-- Start --
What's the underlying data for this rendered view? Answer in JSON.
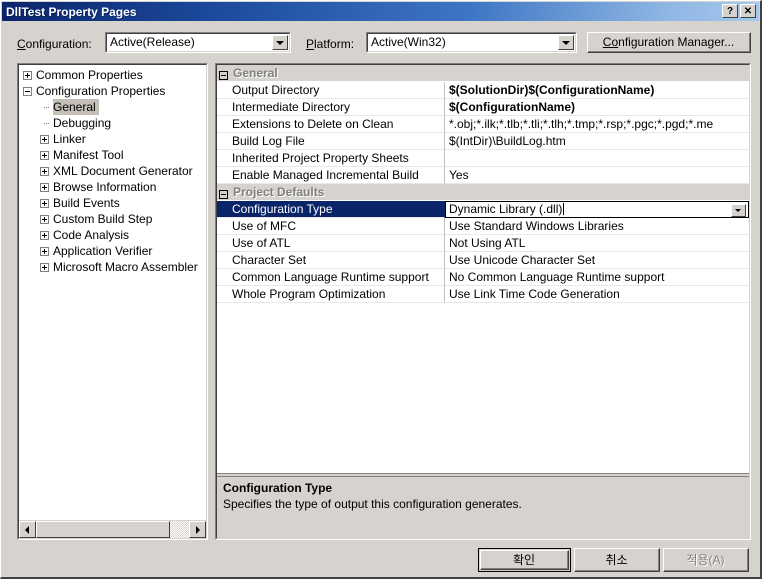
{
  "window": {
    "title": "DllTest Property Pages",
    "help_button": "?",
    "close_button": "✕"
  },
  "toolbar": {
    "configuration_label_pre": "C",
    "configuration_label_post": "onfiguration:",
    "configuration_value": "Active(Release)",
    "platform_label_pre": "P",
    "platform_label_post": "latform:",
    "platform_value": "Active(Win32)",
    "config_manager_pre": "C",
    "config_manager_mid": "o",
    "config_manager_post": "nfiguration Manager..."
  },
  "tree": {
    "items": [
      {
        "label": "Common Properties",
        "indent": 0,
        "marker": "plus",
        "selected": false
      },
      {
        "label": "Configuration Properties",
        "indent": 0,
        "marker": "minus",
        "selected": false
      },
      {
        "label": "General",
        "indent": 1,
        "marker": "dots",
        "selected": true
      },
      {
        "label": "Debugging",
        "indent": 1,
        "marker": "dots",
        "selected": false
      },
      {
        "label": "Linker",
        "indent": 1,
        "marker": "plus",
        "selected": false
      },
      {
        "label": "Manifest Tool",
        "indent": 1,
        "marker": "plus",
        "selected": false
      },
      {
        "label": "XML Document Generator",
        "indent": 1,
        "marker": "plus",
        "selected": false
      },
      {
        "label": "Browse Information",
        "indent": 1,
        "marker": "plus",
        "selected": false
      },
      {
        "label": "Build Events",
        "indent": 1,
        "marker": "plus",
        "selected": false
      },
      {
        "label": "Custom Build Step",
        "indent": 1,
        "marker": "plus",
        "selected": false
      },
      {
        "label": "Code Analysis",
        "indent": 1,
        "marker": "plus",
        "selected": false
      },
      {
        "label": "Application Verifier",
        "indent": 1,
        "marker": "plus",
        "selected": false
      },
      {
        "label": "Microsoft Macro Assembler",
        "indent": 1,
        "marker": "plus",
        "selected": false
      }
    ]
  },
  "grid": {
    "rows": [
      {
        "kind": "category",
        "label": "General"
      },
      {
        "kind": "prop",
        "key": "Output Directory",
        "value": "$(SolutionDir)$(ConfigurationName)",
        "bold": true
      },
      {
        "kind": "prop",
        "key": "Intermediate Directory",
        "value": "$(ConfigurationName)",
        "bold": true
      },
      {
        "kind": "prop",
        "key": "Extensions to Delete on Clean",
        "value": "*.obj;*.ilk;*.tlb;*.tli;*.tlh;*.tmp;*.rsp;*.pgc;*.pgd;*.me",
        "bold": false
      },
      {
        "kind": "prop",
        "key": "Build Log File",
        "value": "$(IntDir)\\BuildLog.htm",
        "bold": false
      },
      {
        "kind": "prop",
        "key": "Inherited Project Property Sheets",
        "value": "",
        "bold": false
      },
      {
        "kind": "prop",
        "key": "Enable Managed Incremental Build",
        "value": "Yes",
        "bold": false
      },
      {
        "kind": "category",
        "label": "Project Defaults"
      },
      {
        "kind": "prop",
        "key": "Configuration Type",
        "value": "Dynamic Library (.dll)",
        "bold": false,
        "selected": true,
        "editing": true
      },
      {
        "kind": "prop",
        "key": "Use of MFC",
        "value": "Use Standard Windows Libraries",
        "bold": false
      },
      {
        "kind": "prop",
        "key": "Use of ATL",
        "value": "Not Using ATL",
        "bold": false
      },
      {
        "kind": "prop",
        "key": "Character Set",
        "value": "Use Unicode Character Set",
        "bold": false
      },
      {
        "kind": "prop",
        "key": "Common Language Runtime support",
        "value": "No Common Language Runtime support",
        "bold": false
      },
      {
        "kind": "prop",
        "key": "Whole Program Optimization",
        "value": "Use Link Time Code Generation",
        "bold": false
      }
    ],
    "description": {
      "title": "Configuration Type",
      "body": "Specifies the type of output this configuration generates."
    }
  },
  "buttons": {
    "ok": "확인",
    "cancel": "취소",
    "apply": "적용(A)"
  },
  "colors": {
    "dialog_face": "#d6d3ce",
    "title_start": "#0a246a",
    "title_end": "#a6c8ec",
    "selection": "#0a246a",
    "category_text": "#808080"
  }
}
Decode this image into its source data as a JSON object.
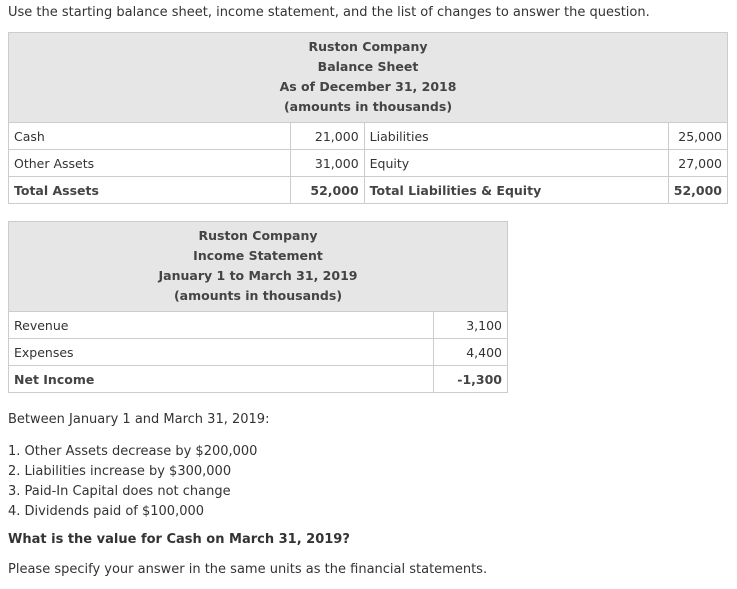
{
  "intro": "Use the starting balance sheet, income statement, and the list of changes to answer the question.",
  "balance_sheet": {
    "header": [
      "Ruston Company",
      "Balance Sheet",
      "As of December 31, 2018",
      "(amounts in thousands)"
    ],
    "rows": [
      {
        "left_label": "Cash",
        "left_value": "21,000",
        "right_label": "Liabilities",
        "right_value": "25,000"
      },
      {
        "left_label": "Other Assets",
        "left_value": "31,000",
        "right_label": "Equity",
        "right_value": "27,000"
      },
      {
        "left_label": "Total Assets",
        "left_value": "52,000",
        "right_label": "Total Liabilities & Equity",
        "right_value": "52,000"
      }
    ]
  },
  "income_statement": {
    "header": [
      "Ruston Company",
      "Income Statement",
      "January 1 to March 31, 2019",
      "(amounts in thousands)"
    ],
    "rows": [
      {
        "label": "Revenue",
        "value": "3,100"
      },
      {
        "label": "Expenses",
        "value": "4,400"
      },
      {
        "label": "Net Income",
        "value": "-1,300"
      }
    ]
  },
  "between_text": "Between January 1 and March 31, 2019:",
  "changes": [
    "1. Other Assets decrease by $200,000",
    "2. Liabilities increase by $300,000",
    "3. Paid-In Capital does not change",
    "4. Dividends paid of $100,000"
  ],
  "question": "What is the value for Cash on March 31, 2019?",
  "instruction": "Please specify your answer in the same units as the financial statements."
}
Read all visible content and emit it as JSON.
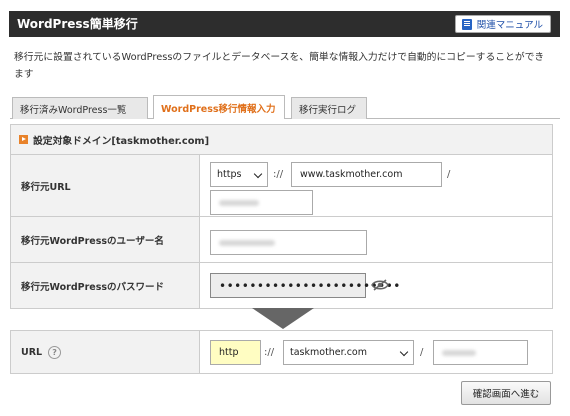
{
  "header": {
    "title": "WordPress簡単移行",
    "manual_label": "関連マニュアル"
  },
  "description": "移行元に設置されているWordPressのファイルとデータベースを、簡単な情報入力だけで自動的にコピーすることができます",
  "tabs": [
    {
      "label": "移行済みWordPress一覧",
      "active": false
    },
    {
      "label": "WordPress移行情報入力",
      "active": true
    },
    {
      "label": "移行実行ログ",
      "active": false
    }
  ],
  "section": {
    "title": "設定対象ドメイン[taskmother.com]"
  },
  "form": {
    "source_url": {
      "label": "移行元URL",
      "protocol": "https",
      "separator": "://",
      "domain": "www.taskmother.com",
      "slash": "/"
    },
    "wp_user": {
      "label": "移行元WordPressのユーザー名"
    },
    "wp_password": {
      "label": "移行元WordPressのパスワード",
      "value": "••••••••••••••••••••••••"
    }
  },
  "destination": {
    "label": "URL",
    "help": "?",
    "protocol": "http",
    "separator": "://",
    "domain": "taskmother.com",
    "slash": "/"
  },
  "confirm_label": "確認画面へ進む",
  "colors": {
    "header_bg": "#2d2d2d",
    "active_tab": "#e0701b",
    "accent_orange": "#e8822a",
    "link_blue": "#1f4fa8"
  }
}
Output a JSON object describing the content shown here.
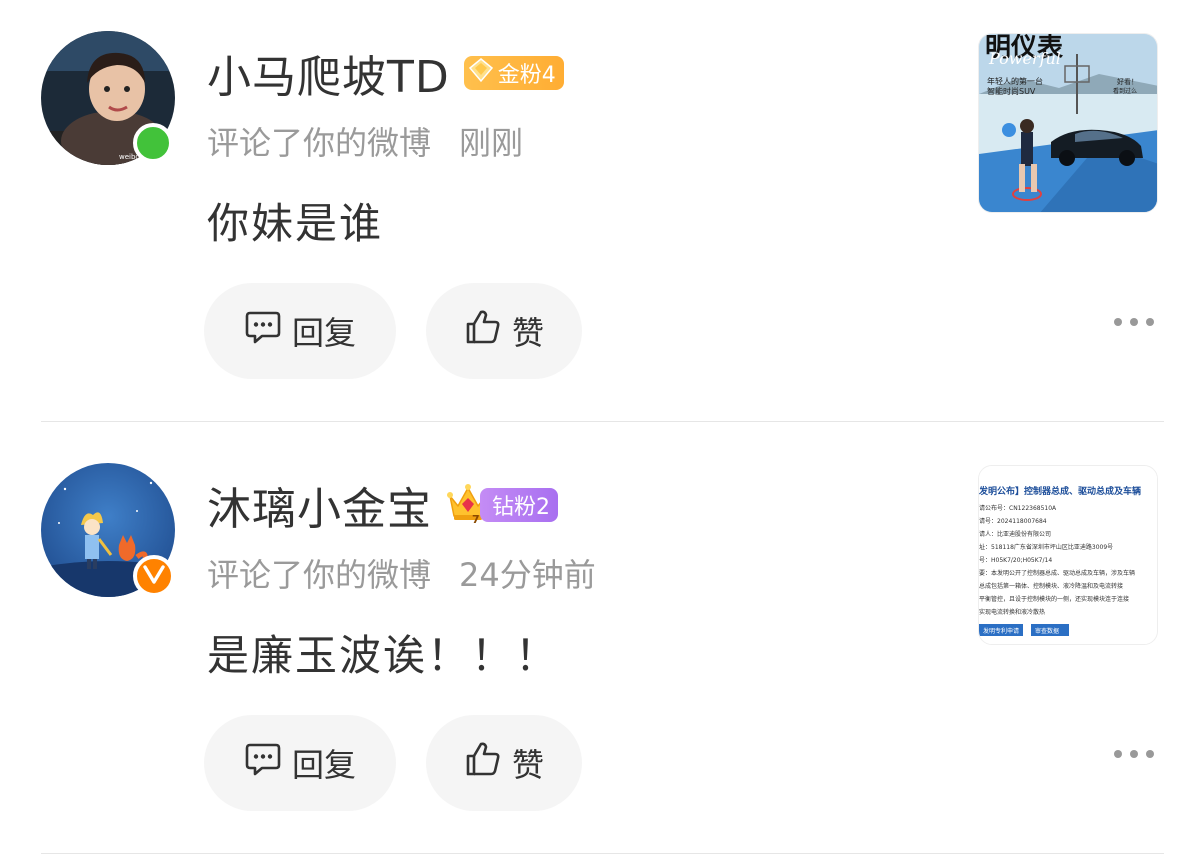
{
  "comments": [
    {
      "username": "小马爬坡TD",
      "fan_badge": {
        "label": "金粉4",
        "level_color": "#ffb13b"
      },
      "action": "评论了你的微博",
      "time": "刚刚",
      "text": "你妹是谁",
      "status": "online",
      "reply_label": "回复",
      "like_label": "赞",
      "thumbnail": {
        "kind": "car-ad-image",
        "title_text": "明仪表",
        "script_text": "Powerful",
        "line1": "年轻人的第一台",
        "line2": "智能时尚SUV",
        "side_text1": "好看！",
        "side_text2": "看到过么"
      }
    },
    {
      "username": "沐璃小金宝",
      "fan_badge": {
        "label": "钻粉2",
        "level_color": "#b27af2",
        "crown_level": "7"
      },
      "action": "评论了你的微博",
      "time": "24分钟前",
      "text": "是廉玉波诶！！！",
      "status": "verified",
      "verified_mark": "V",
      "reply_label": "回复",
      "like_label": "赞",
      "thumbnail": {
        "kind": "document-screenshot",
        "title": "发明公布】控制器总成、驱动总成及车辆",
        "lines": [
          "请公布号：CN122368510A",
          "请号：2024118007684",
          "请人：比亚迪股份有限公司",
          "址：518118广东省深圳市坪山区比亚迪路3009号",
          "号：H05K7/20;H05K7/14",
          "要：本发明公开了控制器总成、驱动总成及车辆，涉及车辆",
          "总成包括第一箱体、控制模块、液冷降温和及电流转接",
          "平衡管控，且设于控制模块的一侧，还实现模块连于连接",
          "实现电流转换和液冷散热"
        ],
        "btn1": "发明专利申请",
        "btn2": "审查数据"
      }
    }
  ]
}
-- End --
#### Task directions
Determine how many lines include the string "驱动总成及车辆". Give no answer but the number.

#### Solution to this problem
2